• Problem to work on
Copy out every line of the data exactly.

(Stored entries)
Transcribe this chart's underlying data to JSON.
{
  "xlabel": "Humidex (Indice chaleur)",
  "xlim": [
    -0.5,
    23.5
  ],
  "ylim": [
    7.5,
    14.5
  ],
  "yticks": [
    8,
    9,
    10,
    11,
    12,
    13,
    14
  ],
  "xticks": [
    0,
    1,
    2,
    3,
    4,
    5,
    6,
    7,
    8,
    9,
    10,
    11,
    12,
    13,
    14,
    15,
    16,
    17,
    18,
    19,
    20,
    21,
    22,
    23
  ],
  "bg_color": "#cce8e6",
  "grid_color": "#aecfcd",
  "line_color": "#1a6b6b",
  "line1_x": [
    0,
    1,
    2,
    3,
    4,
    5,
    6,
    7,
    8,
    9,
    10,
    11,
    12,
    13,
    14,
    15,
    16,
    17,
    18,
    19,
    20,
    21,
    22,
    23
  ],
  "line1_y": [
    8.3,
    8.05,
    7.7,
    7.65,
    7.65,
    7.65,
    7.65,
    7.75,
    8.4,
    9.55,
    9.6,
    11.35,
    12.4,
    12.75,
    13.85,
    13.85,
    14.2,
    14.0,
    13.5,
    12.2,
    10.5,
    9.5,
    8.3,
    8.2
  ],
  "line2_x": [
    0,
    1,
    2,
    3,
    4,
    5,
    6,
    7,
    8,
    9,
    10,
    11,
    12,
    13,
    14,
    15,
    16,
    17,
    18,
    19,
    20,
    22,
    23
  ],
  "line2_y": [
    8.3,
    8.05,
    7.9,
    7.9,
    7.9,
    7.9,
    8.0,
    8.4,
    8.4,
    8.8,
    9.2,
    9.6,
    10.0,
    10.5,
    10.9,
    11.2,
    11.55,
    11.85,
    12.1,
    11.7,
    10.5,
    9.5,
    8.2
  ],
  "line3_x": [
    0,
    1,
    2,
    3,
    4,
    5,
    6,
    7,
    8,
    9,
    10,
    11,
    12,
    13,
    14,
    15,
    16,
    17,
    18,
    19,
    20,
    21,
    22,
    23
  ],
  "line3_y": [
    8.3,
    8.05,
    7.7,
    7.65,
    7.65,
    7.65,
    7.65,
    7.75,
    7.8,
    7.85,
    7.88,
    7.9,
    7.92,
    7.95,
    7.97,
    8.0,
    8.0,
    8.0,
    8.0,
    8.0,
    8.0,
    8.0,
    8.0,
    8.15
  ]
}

• Full output
Transcribe this chart's underlying data to JSON.
{
  "xlabel": "Humidex (Indice chaleur)",
  "xlim": [
    -0.5,
    23.5
  ],
  "ylim": [
    7.5,
    14.5
  ],
  "yticks": [
    8,
    9,
    10,
    11,
    12,
    13,
    14
  ],
  "xticks": [
    0,
    1,
    2,
    3,
    4,
    5,
    6,
    7,
    8,
    9,
    10,
    11,
    12,
    13,
    14,
    15,
    16,
    17,
    18,
    19,
    20,
    21,
    22,
    23
  ],
  "bg_color": "#cce8e6",
  "grid_color": "#aecfcd",
  "line_color": "#1a6b6b",
  "line1_x": [
    0,
    1,
    2,
    3,
    4,
    5,
    6,
    7,
    8,
    9,
    10,
    11,
    12,
    13,
    14,
    15,
    16,
    17,
    18,
    19,
    20,
    21,
    22,
    23
  ],
  "line1_y": [
    8.3,
    8.05,
    7.7,
    7.65,
    7.65,
    7.65,
    7.65,
    7.75,
    8.4,
    9.55,
    9.6,
    11.35,
    12.4,
    12.75,
    13.85,
    13.85,
    14.2,
    14.0,
    13.5,
    12.2,
    10.5,
    9.5,
    8.3,
    8.2
  ],
  "line2_x": [
    0,
    1,
    2,
    3,
    4,
    5,
    6,
    7,
    8,
    9,
    10,
    11,
    12,
    13,
    14,
    15,
    16,
    17,
    18,
    19,
    20,
    22,
    23
  ],
  "line2_y": [
    8.3,
    8.05,
    7.9,
    7.9,
    7.9,
    7.9,
    8.0,
    8.4,
    8.4,
    8.8,
    9.2,
    9.6,
    10.0,
    10.5,
    10.9,
    11.2,
    11.55,
    11.85,
    12.1,
    11.7,
    10.5,
    9.5,
    8.2
  ],
  "line3_x": [
    0,
    1,
    2,
    3,
    4,
    5,
    6,
    7,
    8,
    9,
    10,
    11,
    12,
    13,
    14,
    15,
    16,
    17,
    18,
    19,
    20,
    21,
    22,
    23
  ],
  "line3_y": [
    8.3,
    8.05,
    7.7,
    7.65,
    7.65,
    7.65,
    7.65,
    7.75,
    7.8,
    7.85,
    7.88,
    7.9,
    7.92,
    7.95,
    7.97,
    8.0,
    8.0,
    8.0,
    8.0,
    8.0,
    8.0,
    8.0,
    8.0,
    8.15
  ]
}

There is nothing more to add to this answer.